Exercise: Output the material below in full, exactly as it is.

Records supplied:
= = = = =

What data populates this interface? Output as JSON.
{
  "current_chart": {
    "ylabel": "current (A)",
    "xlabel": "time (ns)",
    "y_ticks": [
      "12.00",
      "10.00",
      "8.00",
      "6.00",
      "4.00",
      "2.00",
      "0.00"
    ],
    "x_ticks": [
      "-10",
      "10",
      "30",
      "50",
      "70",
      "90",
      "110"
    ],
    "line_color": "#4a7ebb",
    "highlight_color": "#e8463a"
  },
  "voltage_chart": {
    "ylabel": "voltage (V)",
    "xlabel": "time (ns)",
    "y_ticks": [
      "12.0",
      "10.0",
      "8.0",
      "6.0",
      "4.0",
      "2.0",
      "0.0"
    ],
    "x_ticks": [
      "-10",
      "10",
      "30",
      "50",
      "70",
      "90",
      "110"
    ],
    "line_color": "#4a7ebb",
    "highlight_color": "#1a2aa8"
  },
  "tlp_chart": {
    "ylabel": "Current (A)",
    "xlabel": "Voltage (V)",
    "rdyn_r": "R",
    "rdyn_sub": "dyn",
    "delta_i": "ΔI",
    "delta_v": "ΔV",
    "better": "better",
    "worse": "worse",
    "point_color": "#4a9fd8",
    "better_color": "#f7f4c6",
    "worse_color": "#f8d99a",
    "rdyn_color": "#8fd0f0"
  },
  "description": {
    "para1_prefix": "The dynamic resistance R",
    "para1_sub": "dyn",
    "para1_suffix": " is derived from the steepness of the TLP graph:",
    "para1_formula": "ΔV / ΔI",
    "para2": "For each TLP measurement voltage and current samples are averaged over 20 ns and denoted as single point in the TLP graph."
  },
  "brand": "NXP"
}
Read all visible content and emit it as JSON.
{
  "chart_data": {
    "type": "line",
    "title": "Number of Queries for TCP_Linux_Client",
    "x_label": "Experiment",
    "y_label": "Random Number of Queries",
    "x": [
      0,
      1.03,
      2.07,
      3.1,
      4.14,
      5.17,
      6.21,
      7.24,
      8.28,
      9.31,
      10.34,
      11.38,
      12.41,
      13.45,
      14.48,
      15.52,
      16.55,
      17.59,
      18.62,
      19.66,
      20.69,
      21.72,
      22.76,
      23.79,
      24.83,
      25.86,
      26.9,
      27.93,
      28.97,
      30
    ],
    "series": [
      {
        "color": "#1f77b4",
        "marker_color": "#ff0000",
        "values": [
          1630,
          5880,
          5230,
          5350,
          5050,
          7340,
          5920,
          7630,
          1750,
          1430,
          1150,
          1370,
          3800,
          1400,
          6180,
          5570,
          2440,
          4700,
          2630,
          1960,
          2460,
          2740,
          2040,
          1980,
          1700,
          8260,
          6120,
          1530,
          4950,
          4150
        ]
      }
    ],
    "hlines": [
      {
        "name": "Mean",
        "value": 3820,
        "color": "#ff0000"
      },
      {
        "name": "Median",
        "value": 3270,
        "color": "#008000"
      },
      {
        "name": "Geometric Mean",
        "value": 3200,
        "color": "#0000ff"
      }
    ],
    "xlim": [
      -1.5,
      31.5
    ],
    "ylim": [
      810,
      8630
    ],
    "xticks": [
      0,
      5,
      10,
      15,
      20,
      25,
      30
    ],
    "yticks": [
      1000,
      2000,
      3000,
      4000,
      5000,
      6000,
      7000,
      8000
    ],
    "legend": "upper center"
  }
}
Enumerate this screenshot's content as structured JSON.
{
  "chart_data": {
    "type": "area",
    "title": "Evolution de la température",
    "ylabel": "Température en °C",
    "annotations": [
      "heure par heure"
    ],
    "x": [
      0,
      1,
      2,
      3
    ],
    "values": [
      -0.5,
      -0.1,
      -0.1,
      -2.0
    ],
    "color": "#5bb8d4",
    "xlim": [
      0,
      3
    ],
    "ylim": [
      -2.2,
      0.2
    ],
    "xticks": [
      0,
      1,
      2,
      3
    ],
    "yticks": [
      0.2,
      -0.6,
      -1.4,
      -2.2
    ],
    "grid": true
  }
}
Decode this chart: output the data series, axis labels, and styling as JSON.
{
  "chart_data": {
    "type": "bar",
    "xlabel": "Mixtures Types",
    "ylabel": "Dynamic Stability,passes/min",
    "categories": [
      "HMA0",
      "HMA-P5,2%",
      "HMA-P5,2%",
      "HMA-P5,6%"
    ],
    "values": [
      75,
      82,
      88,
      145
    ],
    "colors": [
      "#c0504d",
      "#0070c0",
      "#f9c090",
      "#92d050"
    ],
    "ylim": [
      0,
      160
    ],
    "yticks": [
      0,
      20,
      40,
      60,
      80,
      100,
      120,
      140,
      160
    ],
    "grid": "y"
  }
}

= = = = =

Written solution:
What data populates this interface? Output as JSON.
{
  "current_chart": {
    "ylabel": "current (A)",
    "xlabel": "time (ns)",
    "y_ticks": [
      "12.00",
      "10.00",
      "8.00",
      "6.00",
      "4.00",
      "2.00",
      "0.00"
    ],
    "x_ticks": [
      "-10",
      "10",
      "30",
      "50",
      "70",
      "90",
      "110"
    ],
    "line_color": "#4a7ebb",
    "highlight_color": "#e8463a"
  },
  "voltage_chart": {
    "ylabel": "voltage (V)",
    "xlabel": "time (ns)",
    "y_ticks": [
      "12.0",
      "10.0",
      "8.0",
      "6.0",
      "4.0",
      "2.0",
      "0.0"
    ],
    "x_ticks": [
      "-10",
      "10",
      "30",
      "50",
      "70",
      "90",
      "110"
    ],
    "line_color": "#4a7ebb",
    "highlight_color": "#1a2aa8"
  },
  "tlp_chart": {
    "ylabel": "Current (A)",
    "xlabel": "Voltage (V)",
    "rdyn_r": "R",
    "rdyn_sub": "dyn",
    "delta_i": "ΔI",
    "delta_v": "ΔV",
    "better": "better",
    "worse": "worse",
    "point_color": "#4a9fd8",
    "better_color": "#f7f4c6",
    "worse_color": "#f8d99a",
    "rdyn_color": "#8fd0f0"
  },
  "description": {
    "para1_prefix": "The dynamic resistance R",
    "para1_sub": "dyn",
    "para1_suffix": " is derived from the steepness of the TLP graph:",
    "para1_formula": "ΔV / ΔI",
    "para2": "For each TLP measurement voltage and current samples are averaged over 20 ns and denoted as single point in the TLP graph."
  },
  "brand": "NXP"
}
Read all visible content and emit it as JSON.
{
  "chart_data": {
    "type": "line",
    "title": "Number of Queries for TCP_Linux_Client",
    "x_label": "Experiment",
    "y_label": "Random Number of Queries",
    "x": [
      0,
      1.03,
      2.07,
      3.1,
      4.14,
      5.17,
      6.21,
      7.24,
      8.28,
      9.31,
      10.34,
      11.38,
      12.41,
      13.45,
      14.48,
      15.52,
      16.55,
      17.59,
      18.62,
      19.66,
      20.69,
      21.72,
      22.76,
      23.79,
      24.83,
      25.86,
      26.9,
      27.93,
      28.97,
      30
    ],
    "series": [
      {
        "color": "#1f77b4",
        "marker_color": "#ff0000",
        "values": [
          1630,
          5880,
          5230,
          5350,
          5050,
          7340,
          5920,
          7630,
          1750,
          1430,
          1150,
          1370,
          3800,
          1400,
          6180,
          5570,
          2440,
          4700,
          2630,
          1960,
          2460,
          2740,
          2040,
          1980,
          1700,
          8260,
          6120,
          1530,
          4950,
          4150
        ]
      }
    ],
    "hlines": [
      {
        "name": "Mean",
        "value": 3820,
        "color": "#ff0000"
      },
      {
        "name": "Median",
        "value": 3270,
        "color": "#008000"
      },
      {
        "name": "Geometric Mean",
        "value": 3200,
        "color": "#0000ff"
      }
    ],
    "xlim": [
      -1.5,
      31.5
    ],
    "ylim": [
      810,
      8630
    ],
    "xticks": [
      0,
      5,
      10,
      15,
      20,
      25,
      30
    ],
    "yticks": [
      1000,
      2000,
      3000,
      4000,
      5000,
      6000,
      7000,
      8000
    ],
    "legend": "upper center"
  }
}
Enumerate this screenshot's content as structured JSON.
{
  "chart_data": {
    "type": "area",
    "title": "Evolution de la température",
    "ylabel": "Température en °C",
    "annotations": [
      "heure par heure"
    ],
    "x": [
      0,
      1,
      2,
      3
    ],
    "values": [
      -0.5,
      -0.1,
      -0.1,
      -2.0
    ],
    "color": "#5bb8d4",
    "xlim": [
      0,
      3
    ],
    "ylim": [
      -2.2,
      0.2
    ],
    "xticks": [
      0,
      1,
      2,
      3
    ],
    "yticks": [
      0.2,
      -0.6,
      -1.4,
      -2.2
    ],
    "grid": true
  }
}
Decode this chart: output the data series, axis labels, and styling as JSON.
{
  "chart_data": {
    "type": "bar",
    "xlabel": "Mixtures Types",
    "ylabel": "Dynamic Stability,passes/min",
    "categories": [
      "HMA0",
      "HMA-P5,2%",
      "HMA-P5,2%",
      "HMA-P5,6%"
    ],
    "values": [
      75,
      82,
      88,
      145
    ],
    "colors": [
      "#c0504d",
      "#0070c0",
      "#f9c090",
      "#92d050"
    ],
    "ylim": [
      0,
      160
    ],
    "yticks": [
      0,
      20,
      40,
      60,
      80,
      100,
      120,
      140,
      160
    ],
    "grid": "y"
  }
}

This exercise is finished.